YOUR GOAL » Gather up all lines that carry the word "CALIFORNIA".

☆ ☆ ☆

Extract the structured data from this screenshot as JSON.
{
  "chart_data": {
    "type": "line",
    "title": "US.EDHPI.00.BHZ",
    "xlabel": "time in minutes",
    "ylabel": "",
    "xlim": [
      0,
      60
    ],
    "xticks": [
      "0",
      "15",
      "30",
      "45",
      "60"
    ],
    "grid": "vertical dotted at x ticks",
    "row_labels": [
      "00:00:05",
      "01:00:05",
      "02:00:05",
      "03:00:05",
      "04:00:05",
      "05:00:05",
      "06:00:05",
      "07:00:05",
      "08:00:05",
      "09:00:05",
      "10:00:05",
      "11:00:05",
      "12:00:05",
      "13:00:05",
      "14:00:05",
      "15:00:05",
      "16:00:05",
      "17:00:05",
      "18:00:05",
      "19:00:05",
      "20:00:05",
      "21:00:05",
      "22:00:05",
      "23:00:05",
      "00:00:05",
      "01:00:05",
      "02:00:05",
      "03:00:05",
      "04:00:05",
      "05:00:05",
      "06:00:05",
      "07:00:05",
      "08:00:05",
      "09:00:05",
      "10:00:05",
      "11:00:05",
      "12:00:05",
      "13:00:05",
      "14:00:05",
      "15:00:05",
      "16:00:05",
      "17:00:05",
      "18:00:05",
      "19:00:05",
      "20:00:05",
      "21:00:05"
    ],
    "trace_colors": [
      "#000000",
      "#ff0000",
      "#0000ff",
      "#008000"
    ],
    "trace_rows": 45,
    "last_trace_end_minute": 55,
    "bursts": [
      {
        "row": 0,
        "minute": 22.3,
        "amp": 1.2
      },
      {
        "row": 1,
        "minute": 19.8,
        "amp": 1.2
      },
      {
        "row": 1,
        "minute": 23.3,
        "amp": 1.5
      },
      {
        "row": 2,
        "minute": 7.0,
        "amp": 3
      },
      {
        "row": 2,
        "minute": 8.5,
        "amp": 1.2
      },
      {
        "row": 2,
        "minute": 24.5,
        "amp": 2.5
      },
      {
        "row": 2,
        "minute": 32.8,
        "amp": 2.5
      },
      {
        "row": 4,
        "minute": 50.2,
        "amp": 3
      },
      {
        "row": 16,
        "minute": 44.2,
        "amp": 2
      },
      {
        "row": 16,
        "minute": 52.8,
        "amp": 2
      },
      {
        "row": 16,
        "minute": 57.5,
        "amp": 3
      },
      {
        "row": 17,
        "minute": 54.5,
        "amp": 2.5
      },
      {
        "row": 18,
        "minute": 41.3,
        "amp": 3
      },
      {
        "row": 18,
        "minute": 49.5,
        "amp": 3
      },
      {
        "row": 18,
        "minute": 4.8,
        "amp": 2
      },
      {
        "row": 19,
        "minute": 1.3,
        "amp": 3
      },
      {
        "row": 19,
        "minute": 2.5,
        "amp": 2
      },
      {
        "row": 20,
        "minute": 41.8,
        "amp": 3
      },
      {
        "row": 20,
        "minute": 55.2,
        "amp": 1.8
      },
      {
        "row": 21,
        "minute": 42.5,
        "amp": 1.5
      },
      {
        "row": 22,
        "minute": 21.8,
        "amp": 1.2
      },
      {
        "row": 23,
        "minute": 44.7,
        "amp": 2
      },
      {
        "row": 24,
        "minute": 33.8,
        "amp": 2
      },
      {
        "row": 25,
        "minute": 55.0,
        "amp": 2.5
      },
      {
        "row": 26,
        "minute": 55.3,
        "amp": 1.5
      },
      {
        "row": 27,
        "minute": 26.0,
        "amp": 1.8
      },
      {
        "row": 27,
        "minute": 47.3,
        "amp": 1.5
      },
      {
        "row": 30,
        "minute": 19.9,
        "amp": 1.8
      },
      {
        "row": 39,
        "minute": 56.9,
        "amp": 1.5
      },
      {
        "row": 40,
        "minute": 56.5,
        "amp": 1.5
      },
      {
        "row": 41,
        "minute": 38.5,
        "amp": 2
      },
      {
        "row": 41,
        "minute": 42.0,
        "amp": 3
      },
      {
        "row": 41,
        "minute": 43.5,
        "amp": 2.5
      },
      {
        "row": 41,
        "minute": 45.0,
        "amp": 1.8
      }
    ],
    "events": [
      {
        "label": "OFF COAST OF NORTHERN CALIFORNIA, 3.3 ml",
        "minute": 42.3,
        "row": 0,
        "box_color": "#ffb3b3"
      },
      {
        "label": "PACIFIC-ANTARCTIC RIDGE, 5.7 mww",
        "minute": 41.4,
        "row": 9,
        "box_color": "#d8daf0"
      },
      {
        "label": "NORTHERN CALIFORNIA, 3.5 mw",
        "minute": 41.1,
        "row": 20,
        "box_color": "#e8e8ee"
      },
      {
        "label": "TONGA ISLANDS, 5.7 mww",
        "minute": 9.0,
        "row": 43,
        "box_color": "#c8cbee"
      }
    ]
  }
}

☆ ☆ ☆

OUTPUT FOR THIS EXERCISE »
        "label": "OFF COAST OF NORTHERN CALIFORNIA, 3.3 ml",
        "label": "NORTHERN CALIFORNIA, 3.5 mw",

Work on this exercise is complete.